Stored entries:
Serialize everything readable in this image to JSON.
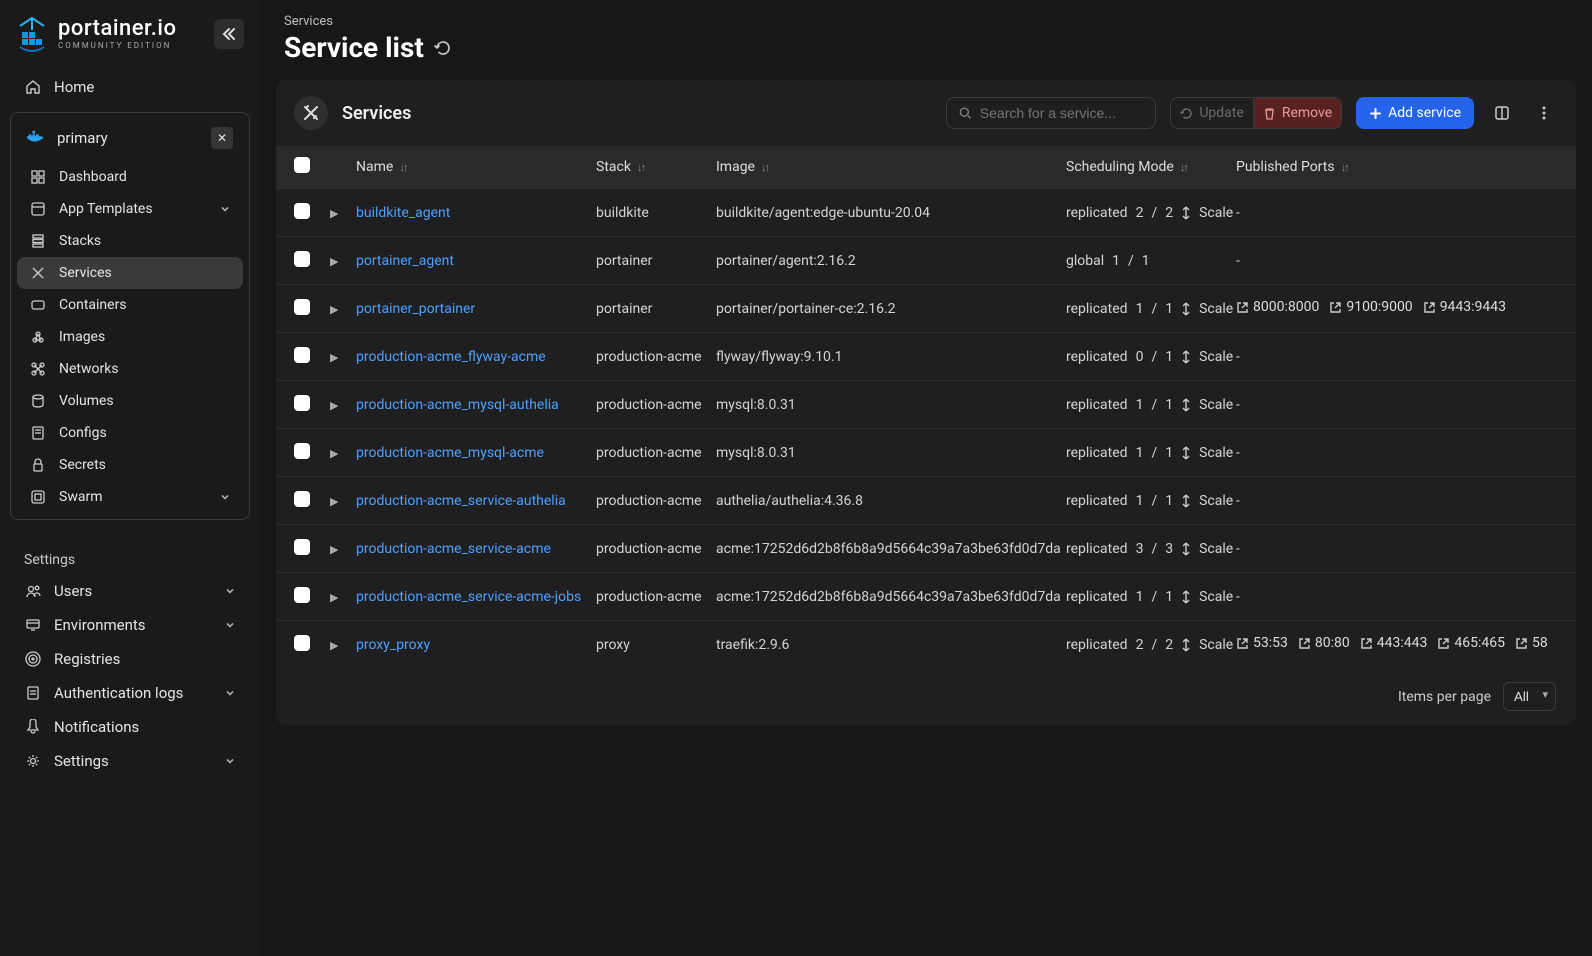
{
  "brand": {
    "name": "portainer.io",
    "tagline": "COMMUNITY EDITION"
  },
  "sidebar": {
    "home": "Home",
    "environment_name": "primary",
    "items": [
      {
        "label": "Dashboard"
      },
      {
        "label": "App Templates",
        "expandable": true
      },
      {
        "label": "Stacks"
      },
      {
        "label": "Services",
        "active": true
      },
      {
        "label": "Containers"
      },
      {
        "label": "Images"
      },
      {
        "label": "Networks"
      },
      {
        "label": "Volumes"
      },
      {
        "label": "Configs"
      },
      {
        "label": "Secrets"
      },
      {
        "label": "Swarm",
        "expandable": true
      }
    ],
    "settings_label": "Settings",
    "settings_items": [
      {
        "label": "Users",
        "expandable": true
      },
      {
        "label": "Environments",
        "expandable": true
      },
      {
        "label": "Registries"
      },
      {
        "label": "Authentication logs",
        "expandable": true
      },
      {
        "label": "Notifications"
      },
      {
        "label": "Settings",
        "expandable": true
      }
    ]
  },
  "breadcrumb": "Services",
  "page_title": "Service list",
  "panel": {
    "title": "Services",
    "search_placeholder": "Search for a service...",
    "update_label": "Update",
    "remove_label": "Remove",
    "add_label": "Add service"
  },
  "columns": {
    "name": "Name",
    "stack": "Stack",
    "image": "Image",
    "mode": "Scheduling Mode",
    "ports": "Published Ports"
  },
  "scale_label": "Scale",
  "rows": [
    {
      "name": "buildkite_agent",
      "stack": "buildkite",
      "image": "buildkite/agent:edge-ubuntu-20.04",
      "mode": "replicated",
      "running": "2",
      "desired": "2",
      "scale": true,
      "ports": []
    },
    {
      "name": "portainer_agent",
      "stack": "portainer",
      "image": "portainer/agent:2.16.2",
      "mode": "global",
      "running": "1",
      "desired": "1",
      "scale": false,
      "ports": []
    },
    {
      "name": "portainer_portainer",
      "stack": "portainer",
      "image": "portainer/portainer-ce:2.16.2",
      "mode": "replicated",
      "running": "1",
      "desired": "1",
      "scale": true,
      "ports": [
        "8000:8000",
        "9100:9000",
        "9443:9443"
      ]
    },
    {
      "name": "production-acme_flyway-acme",
      "stack": "production-acme",
      "image": "flyway/flyway:9.10.1",
      "mode": "replicated",
      "running": "0",
      "desired": "1",
      "scale": true,
      "ports": []
    },
    {
      "name": "production-acme_mysql-authelia",
      "stack": "production-acme",
      "image": "mysql:8.0.31",
      "mode": "replicated",
      "running": "1",
      "desired": "1",
      "scale": true,
      "ports": []
    },
    {
      "name": "production-acme_mysql-acme",
      "stack": "production-acme",
      "image": "mysql:8.0.31",
      "mode": "replicated",
      "running": "1",
      "desired": "1",
      "scale": true,
      "ports": []
    },
    {
      "name": "production-acme_service-authelia",
      "stack": "production-acme",
      "image": "authelia/authelia:4.36.8",
      "mode": "replicated",
      "running": "1",
      "desired": "1",
      "scale": true,
      "ports": []
    },
    {
      "name": "production-acme_service-acme",
      "stack": "production-acme",
      "image": "acme:17252d6d2b8f6b8a9d5664c39a7a3be63fd0d7da",
      "mode": "replicated",
      "running": "3",
      "desired": "3",
      "scale": true,
      "ports": []
    },
    {
      "name": "production-acme_service-acme-jobs",
      "stack": "production-acme",
      "image": "acme:17252d6d2b8f6b8a9d5664c39a7a3be63fd0d7da",
      "mode": "replicated",
      "running": "1",
      "desired": "1",
      "scale": true,
      "ports": []
    },
    {
      "name": "proxy_proxy",
      "stack": "proxy",
      "image": "traefik:2.9.6",
      "mode": "replicated",
      "running": "2",
      "desired": "2",
      "scale": true,
      "ports": [
        "53:53",
        "80:80",
        "443:443",
        "465:465",
        "58"
      ]
    }
  ],
  "footer": {
    "items_per_page": "Items per page",
    "selected": "All"
  }
}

WRITTEN EXERCISE – From the listing, copy every line where the string "authelia" appears.

CORRECT RESULT –
      "name": "production-acme_mysql-authelia",
      "name": "production-acme_service-authelia",
      "image": "authelia/authelia:4.36.8",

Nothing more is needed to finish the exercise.